◆ Текст для чтения ◆

● ● ● ●

Читаем Живой Журнал. Публикации 2001-2006 полностью

А ещё за несколько лет до этого мне в руки попали две книги с этой фамилией на обложке. Одну из них я получил от странного юркого человека, что пристраивал её на рецензию. Книга была издана на отвратительной бумаге, хмурой и рыхлой. Но это не говорило ничего — сотни таких книг издавались в начале девяностых — за свой и прочий счёт, в целях денежного мытья и просто для удовлетворения родственников. Мне, собственно, было всё равно. К тому же, перефразируя остроту комедийного героя, иметь в России фамилию Семёнов — всё равно, что не иметь никакой. Даже Сидоров или Иванов — фамилии куда более приметные в нашем Отечестве.


С этими мыслями я принялся читать, тут же уронив два десятка страниц на пол — книга распадалась на глазах. Исчезала, истончалась — точь-в-точь как миф о возвращённой литературе.

Тем более, что книжка была политической, а, косвенно рассказанная судьба автора — настолько же традиционна, насколько обыкновенна его фамилия: университет, кафедра, война, эмиграция (правда, не Париж, а Лондон). Сборник назывался «Разделение Европы», а его заглавная статья сборника, воспринималась не без шпенглеровских ассоциаций. Семёнов задолго до фултоновской речи делил Европу (а с ней и мир) на две части — по линии Керзона. Мысль эта не нова, да ново то, как и когда это сказано.

● ● ● ●

◆ Исходные данные ◆
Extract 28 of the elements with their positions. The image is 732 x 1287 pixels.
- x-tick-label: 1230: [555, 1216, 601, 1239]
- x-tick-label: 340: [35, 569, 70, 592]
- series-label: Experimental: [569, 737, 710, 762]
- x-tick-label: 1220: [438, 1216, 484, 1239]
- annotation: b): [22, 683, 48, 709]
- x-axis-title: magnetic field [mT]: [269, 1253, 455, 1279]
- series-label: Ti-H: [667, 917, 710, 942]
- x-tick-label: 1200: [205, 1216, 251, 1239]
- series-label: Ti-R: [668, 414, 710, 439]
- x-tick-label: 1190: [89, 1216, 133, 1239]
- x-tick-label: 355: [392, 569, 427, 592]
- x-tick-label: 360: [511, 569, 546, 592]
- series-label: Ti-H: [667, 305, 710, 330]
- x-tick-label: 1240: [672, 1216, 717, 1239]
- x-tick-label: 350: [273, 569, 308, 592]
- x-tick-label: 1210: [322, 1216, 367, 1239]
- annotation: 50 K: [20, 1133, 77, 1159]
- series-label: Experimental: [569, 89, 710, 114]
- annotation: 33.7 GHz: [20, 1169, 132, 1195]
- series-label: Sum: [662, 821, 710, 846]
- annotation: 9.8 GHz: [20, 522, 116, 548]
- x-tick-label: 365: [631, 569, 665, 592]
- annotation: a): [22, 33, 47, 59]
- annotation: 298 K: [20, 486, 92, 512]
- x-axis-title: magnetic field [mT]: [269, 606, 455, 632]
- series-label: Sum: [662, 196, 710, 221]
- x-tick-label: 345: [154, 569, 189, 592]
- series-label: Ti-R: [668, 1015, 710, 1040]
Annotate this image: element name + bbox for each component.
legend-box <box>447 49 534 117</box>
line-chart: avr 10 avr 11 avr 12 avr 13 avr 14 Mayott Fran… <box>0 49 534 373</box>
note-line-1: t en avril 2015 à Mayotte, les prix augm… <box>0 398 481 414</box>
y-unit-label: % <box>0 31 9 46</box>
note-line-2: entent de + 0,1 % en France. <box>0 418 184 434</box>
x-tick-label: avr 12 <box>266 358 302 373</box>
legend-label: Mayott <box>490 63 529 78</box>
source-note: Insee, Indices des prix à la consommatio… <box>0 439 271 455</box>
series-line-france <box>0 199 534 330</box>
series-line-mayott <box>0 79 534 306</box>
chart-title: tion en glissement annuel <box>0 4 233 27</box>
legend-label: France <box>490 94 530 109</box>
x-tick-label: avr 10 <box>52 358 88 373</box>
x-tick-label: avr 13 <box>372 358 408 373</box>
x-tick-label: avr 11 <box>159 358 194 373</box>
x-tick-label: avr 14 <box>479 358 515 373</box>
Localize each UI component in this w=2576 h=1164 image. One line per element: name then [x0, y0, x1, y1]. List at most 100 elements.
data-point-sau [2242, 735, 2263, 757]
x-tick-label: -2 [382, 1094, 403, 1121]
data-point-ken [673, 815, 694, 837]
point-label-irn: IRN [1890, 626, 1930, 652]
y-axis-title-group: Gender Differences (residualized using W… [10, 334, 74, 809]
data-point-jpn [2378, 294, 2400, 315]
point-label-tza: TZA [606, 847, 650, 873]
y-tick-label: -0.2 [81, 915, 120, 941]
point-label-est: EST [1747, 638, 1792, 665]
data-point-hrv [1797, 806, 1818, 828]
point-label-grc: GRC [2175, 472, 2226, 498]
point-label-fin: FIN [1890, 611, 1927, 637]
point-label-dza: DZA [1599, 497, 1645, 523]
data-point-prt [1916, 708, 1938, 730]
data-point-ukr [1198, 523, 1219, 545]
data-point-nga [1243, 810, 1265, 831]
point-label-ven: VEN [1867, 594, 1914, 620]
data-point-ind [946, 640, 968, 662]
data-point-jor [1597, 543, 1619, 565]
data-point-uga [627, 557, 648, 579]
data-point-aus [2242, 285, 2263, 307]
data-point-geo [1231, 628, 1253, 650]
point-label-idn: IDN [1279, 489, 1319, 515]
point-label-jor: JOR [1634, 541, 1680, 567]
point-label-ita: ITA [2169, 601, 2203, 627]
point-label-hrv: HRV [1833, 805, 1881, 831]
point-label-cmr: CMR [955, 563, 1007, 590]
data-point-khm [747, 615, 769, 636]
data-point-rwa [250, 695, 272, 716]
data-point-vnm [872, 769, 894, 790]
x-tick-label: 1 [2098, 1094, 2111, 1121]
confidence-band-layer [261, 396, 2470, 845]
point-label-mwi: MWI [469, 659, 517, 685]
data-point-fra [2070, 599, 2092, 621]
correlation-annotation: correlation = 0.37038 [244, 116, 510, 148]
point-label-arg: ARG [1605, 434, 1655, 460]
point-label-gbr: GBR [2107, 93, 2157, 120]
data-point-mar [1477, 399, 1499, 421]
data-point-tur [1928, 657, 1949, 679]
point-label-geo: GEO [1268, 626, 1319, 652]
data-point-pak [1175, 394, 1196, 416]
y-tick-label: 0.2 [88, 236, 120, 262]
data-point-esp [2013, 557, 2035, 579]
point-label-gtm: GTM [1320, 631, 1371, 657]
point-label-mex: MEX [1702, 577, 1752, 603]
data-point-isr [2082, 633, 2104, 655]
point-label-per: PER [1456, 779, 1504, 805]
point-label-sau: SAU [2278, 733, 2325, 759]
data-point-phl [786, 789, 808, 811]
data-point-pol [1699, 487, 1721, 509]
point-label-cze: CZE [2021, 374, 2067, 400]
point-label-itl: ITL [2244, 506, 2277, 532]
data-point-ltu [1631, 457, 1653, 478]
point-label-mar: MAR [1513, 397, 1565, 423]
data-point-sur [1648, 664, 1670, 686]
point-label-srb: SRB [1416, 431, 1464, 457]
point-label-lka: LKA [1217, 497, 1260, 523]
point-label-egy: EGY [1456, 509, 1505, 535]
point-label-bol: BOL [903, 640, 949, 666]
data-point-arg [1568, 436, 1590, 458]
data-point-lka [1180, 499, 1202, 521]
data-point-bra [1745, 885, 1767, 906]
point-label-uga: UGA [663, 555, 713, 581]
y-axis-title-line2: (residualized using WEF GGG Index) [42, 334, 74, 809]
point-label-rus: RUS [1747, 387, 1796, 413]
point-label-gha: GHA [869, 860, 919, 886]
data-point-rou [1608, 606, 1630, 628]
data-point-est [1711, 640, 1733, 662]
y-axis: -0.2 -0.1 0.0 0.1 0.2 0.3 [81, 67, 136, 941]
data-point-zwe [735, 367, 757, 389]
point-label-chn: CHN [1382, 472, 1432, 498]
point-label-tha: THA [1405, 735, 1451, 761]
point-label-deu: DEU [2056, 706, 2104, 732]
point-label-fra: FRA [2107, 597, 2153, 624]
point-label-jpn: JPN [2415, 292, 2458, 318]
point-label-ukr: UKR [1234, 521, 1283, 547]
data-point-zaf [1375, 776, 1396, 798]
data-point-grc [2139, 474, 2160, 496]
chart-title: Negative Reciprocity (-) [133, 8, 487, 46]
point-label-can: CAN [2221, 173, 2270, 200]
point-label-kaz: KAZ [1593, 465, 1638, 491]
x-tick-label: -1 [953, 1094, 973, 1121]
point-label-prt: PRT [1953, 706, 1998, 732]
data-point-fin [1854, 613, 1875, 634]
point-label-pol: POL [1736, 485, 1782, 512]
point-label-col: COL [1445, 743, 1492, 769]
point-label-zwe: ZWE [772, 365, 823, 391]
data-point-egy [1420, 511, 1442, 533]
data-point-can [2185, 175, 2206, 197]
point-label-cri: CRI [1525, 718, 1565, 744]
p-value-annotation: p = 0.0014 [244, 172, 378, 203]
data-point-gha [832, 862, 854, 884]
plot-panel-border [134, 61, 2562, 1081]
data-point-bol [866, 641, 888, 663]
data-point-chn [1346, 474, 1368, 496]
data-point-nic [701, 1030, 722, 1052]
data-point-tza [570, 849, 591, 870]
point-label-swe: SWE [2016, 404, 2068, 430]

● ● ● ●

◆ Задание A ◆
По какой линии, согласно тексту о книгах Семёнова, автор сборника делил Европу на две части?
◆ Задание B ◆
Продолжите текст о книгах Семёнова, начав сразу после его последнего предложения.

◆ Ответ A ◆
По линии Керзона.

◆ Ответ B ◆
Семёнов ещё в 1920 году отвергал возможность реставрации в России, и говорил об отдельном «плавании русского корабля»: «И пригонит ли его в европейскую гавань — Бог весть. Если и пригонит, то уж нескоро, и в ином обличье — сначала, может, пугалом, а затем — побирушкой»…

Кривой подзаборной полиграфией множились статьи разных времён и из разных изданий, включая даже выступления по лондонскому радио — автор говорил о Европе, разделённой новой этикой. Говорил, в частности, что «Европа ранее плавно переходила в Азию, а в результате последней войны эта граница стала резкой и прочной». Это была печаль историка-очевидца.

В одной из статей сборника — «Новая религиозность в России» — Семёнов пишет следующее: «Не надо твердить об атеизме в России. Если это и верно, то верно не вполне. Идеальный образ человека, по мнению советских правителей — это образ монаха. Монаха поклоняющегося особому божеству, сродни языческому — станку, заводу, трактору. Человек формально лишённый собственности, даже собственности на убогое жильё, живущий по строгому уставу рабочего общежития приобретает поистине монашеские черты.

Поклонение такого рода становится абсолютным в России.

Самым страшным святотатством (не считая покушения на жизнь вождя), и это видно по новой советской литературе, является вредительство. В каждой второй пьесе появляется „человек из Парижа“, единственное желание которого — подсыпать песку или кинуть болт в какой-нибудь важный механизм».

Далее Семёнов цитировал знаменитые слова Сталина об «ордене меченосцев» говоря о том, что «воляпюк СССР прямо взят из дурного рыцарского романа, лишь Гроб Господень в нём заменен на ленинскую усыпальницу». А как бы предугадывая будущее, он замечает: «Без сомнения, на смену этой форме религиозности придёт некая иная — станут поклоняться отвергнутой было русской идее, душить инородцев с не меньшим усердием, чем Пуришкевич».

Чувствуется, что с русской философией начала XX века Семёнов находился в сложных, довольно противоречивых отношениях — «наши философы традиционно более литературны, большинство из них предпочитает мысли — слово, и слово туманное. Чем более оно религиозно, тем более туманно».

Дальше шло что-то о евразийцах, потом о Карсавине, затем о Трубецком, потом возник откуда-то воспоминания об Александре Мейере, причём из неё страница была утеряна ещё до того, когда книга попала мне в руки.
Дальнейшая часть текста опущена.